### [SUPPLIED PASSAGE]

★ ★ ★

This reply has been withdrawn

This message has been withdrawn at the poster's request

Floomobal · 23/09/2022 01:13

doorsfloors · 22/09/2022 14:53

I'm open when I see I messed her around
I have a wife now and we have been together 2 years in December ...so it's not like I'm single and moping.
I just have a jealous feeling and don't have a clue why

Because you’re a selfish user?

AMQ00004 · 23/09/2022 01:26

I posted this in the wrong place. I don’t really know how you use this. Sorry 😔

AtrociousCircumstance · 23/09/2022 01:39

This reply has been deleted

This message has been withdrawn at the poster's request

Sending you a massive hug BrewFlowers

Do you mean tell your child, or your ex? About your struggles?

I don’t think you should tell either. Have you been to your GP to ask for some help? Can you afford some therapy to support you, a safe place to talk and feel heard?

Your ex is a waste of time and obviously a toxic crapbag. He has nothing for you (and I bet he’s saying nasty little undermining things to his current partner just as he did with you, regardless of how he’s portraying things). He will be flirty again in the future and you must remember it means nothing. He’s obviously wholly inadequate in terms of real care and intimacy.

Focus on self care and self love. And start your own thread in relationships (go to the main relationships bit and add thread there) so you can receive more support. Hang in there Smile

CheekyHobson · 23/09/2022 01:46

Wow, it’s not often you get to spot a narcissist in the wild like this.

Ws2210 · 23/09/2022 01:54

I don't buy that you're a woman...the way you write (and think) just sounds... off

Need2P · 23/09/2022 02:06

Good for her. Keep away from them, let her be happy.

doorsfloors · 23/09/2022 08:24

No the woman I'm married to we have been together 2 years in November/December
We got married a few months ago,it's not the same woman.
I think it was just a shock seeing her moved on (like I say I understand that it's been a while )
From her messages at the time it just felt like we had unfinished business.
I totally see how I treated her at the time was horrible...I messed her about
I'm not denying

OP posts:
moonriverandme · 23/09/2022 08:42

If you felt you had unfinished business with her, why did you get married? You should have resolved your feelings before entering a relationship with the unfortunate woman who is now your wife.

★ ★ ★

### [ENTRIES SUPPLIED]
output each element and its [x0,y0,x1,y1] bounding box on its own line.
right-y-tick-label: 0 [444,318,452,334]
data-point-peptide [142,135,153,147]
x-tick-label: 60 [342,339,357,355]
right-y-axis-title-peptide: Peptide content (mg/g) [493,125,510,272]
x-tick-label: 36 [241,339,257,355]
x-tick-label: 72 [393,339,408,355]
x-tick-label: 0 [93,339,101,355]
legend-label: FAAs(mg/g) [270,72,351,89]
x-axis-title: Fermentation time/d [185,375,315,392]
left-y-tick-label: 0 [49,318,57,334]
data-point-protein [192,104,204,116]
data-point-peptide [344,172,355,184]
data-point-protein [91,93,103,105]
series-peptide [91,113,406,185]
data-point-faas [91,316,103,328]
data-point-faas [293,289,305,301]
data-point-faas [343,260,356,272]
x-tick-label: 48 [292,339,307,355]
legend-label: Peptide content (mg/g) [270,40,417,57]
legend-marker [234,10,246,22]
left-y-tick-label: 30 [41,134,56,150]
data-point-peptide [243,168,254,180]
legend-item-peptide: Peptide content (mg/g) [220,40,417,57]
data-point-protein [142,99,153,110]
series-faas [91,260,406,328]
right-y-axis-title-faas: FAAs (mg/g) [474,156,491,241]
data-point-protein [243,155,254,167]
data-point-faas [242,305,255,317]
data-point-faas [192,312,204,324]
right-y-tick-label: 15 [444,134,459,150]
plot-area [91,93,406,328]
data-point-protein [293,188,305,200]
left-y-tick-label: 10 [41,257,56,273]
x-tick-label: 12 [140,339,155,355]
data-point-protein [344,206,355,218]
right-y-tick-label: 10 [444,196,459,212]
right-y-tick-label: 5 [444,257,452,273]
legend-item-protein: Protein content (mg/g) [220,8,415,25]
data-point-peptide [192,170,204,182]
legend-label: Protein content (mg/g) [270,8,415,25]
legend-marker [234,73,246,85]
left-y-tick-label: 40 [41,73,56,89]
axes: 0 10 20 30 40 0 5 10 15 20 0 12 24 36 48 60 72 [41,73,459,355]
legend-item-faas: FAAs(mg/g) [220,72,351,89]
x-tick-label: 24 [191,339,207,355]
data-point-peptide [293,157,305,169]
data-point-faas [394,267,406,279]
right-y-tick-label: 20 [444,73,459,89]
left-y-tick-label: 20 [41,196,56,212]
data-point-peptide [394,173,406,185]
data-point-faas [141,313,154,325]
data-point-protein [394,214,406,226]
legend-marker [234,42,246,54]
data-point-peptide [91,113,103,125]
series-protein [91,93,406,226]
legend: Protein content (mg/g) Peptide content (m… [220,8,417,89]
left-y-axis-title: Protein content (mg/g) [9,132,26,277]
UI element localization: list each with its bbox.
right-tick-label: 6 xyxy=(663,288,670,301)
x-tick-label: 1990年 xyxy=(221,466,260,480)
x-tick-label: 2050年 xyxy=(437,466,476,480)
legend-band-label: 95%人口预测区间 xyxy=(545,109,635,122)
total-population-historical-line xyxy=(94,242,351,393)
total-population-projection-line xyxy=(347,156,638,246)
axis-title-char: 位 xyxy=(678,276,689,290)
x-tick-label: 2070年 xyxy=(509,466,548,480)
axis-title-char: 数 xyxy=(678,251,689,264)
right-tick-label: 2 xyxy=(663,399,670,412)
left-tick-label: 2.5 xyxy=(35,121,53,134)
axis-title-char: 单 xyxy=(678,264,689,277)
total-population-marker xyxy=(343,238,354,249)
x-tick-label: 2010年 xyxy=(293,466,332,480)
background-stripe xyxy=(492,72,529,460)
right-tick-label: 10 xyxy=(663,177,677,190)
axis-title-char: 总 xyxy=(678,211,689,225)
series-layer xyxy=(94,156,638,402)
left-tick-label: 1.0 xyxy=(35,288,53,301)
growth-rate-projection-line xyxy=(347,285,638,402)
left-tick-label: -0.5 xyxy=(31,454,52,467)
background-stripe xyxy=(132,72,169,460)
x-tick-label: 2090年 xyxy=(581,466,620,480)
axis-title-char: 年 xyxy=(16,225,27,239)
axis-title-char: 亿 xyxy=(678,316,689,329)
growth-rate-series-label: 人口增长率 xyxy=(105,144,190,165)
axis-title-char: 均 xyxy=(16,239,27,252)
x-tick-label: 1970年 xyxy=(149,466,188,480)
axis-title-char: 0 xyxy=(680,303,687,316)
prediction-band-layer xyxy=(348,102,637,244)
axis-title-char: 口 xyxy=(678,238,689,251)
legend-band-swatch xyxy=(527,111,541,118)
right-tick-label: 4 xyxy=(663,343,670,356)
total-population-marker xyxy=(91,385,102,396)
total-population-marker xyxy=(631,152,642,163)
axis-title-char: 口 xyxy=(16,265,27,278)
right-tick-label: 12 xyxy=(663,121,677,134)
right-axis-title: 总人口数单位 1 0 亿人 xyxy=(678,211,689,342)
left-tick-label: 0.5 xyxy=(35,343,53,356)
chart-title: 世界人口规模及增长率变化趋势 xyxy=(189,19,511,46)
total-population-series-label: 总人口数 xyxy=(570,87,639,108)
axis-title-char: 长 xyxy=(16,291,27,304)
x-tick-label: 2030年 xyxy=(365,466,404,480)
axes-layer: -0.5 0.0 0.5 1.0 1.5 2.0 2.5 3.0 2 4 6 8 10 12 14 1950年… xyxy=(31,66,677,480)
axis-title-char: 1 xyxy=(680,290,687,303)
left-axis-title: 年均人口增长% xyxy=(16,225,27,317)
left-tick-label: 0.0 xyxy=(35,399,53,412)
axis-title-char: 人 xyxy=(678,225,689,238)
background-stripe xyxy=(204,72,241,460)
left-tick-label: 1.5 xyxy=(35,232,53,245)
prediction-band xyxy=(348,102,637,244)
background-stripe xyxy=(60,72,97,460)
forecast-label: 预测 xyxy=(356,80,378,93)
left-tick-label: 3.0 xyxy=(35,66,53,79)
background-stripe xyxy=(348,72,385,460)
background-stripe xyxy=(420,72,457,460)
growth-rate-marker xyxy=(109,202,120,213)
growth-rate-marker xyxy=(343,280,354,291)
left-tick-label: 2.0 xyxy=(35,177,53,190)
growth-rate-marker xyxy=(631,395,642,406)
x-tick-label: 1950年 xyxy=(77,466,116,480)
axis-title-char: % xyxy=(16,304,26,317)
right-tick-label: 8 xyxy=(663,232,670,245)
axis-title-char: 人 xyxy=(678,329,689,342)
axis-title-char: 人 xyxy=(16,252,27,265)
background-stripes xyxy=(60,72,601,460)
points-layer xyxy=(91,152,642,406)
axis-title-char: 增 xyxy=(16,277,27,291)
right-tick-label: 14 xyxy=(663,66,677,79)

★ ★ ★

### [WHAT YOU SHOULD DO]
In the forum thread, how long ago does doorsfloors say the marriage took place? The material has no connection to the forum thread.

### [SOLUTION BELOW]
A few months ago.